• [Goal] Filter this material down to the lines that hold "Proven", copying each one.

Records from a dataset
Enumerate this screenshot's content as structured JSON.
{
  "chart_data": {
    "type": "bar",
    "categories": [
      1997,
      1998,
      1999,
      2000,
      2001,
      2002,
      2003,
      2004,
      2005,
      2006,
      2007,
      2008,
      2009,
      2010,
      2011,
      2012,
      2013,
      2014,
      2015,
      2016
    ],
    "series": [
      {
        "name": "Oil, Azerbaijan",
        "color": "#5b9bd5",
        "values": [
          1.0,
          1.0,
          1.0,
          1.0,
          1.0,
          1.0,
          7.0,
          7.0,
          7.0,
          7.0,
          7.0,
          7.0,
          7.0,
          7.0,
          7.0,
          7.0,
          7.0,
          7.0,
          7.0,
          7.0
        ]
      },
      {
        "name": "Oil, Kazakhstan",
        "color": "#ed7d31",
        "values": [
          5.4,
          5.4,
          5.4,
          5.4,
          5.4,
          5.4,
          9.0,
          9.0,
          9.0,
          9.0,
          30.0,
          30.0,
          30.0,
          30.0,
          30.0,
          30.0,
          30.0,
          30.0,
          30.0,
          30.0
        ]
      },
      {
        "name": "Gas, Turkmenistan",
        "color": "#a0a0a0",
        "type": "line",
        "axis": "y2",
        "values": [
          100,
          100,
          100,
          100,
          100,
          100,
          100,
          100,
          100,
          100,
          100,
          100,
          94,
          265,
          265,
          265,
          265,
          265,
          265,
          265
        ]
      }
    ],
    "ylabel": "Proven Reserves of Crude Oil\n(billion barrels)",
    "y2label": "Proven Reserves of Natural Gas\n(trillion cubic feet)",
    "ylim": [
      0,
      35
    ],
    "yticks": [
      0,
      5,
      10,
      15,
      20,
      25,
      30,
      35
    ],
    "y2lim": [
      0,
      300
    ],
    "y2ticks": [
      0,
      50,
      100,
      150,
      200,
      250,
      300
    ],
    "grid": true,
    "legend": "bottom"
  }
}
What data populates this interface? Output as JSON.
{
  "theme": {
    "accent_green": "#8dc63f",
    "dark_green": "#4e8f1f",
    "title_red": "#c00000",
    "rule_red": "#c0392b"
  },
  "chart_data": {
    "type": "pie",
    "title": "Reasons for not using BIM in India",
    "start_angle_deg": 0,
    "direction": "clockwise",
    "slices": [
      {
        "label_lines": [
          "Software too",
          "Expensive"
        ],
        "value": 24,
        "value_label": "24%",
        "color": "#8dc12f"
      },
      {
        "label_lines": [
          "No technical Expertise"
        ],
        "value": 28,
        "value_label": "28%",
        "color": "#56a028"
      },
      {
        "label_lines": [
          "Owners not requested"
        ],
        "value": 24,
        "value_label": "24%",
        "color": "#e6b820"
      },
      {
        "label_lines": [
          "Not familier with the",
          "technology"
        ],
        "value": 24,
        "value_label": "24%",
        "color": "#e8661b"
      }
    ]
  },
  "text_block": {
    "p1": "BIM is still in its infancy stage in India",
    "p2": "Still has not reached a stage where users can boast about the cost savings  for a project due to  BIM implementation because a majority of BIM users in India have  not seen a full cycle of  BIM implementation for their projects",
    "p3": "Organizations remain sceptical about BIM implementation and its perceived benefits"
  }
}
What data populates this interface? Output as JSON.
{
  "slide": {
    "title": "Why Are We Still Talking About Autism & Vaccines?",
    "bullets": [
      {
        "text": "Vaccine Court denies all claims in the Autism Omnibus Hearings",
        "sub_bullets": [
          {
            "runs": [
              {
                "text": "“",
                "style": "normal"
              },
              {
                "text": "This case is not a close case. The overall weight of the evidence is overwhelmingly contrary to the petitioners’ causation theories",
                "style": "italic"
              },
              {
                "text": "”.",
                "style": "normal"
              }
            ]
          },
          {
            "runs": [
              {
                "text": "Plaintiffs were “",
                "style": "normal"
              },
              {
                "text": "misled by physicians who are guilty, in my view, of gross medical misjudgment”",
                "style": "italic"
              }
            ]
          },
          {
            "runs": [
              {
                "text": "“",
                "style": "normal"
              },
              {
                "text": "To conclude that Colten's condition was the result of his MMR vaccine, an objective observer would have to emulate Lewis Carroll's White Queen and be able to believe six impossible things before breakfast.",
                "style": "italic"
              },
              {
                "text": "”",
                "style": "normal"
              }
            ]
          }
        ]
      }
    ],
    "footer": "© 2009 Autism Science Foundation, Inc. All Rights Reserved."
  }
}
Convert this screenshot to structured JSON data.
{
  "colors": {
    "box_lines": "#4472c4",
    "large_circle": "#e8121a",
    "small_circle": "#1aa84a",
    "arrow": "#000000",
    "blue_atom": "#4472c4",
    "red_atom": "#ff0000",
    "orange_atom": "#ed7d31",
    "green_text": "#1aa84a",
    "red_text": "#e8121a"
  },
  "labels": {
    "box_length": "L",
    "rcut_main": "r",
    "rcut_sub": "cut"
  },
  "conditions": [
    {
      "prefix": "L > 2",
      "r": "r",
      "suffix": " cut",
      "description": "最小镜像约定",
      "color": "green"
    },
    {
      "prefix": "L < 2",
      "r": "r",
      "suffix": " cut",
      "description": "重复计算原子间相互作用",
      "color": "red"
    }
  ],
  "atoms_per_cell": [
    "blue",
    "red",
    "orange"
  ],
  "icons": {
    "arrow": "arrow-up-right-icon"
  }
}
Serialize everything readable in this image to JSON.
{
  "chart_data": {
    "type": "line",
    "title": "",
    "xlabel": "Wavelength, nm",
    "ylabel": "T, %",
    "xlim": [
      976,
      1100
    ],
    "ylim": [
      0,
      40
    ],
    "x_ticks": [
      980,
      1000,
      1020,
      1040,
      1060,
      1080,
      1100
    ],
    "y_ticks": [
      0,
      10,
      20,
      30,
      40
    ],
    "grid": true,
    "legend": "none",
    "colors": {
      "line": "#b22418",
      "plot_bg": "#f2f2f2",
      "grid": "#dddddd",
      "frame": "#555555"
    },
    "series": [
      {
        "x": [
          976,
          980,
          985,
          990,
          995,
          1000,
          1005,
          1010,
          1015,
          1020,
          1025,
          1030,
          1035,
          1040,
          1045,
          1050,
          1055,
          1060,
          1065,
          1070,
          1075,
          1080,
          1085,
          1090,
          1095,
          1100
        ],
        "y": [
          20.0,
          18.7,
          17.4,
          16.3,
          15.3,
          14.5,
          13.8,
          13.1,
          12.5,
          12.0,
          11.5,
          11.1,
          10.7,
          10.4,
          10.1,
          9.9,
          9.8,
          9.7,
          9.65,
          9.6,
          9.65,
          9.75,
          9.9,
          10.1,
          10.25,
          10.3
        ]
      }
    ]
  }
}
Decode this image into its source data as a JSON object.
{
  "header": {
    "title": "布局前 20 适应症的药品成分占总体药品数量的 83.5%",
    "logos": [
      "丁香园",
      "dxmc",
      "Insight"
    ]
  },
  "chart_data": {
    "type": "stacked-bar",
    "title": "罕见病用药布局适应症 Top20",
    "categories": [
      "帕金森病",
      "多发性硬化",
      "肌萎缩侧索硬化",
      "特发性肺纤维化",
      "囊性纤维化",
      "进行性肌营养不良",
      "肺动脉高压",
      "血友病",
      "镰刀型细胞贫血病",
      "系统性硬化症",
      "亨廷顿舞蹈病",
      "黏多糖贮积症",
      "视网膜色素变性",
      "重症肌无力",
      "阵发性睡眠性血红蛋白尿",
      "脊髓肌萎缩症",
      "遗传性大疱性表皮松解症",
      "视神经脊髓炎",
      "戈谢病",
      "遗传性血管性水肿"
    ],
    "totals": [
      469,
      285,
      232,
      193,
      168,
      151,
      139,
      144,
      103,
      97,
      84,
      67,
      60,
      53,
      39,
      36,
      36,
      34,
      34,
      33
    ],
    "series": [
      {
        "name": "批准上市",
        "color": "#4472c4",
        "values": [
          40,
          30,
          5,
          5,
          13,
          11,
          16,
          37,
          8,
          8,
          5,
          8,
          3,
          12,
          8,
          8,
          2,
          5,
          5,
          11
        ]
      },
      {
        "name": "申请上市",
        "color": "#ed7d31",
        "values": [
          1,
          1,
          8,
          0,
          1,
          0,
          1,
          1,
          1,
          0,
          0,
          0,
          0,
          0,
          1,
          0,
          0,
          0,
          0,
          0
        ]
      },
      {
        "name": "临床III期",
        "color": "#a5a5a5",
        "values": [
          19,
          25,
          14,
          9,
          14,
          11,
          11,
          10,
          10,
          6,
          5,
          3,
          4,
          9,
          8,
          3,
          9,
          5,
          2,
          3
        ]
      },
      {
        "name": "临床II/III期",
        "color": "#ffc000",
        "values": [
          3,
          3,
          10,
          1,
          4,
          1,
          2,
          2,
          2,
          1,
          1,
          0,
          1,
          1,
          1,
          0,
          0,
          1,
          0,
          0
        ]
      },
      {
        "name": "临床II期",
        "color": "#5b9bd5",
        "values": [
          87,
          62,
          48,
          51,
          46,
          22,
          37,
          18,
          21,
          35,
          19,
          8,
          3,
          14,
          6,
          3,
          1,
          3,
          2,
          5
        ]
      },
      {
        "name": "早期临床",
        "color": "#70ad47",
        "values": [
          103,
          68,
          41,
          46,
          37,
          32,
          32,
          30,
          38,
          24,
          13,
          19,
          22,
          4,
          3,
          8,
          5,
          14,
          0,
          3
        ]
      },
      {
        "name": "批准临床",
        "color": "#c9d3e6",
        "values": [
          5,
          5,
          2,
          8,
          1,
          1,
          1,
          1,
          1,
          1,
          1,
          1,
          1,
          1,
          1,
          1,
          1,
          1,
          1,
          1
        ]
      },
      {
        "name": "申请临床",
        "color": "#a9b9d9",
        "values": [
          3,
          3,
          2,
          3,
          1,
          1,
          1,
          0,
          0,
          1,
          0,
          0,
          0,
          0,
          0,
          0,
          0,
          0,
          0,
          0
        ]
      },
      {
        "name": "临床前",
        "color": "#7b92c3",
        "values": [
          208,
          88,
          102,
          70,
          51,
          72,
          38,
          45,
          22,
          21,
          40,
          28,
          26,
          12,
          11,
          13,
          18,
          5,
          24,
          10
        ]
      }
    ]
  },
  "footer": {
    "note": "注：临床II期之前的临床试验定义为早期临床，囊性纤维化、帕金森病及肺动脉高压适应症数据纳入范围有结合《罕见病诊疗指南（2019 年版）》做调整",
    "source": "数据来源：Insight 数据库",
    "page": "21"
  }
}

• [Full output]
    "ylabel": "Proven Reserves of Crude Oil\n(billion barrels)",
    "y2label": "Proven Reserves of Natural Gas\n(trillion cubic feet)",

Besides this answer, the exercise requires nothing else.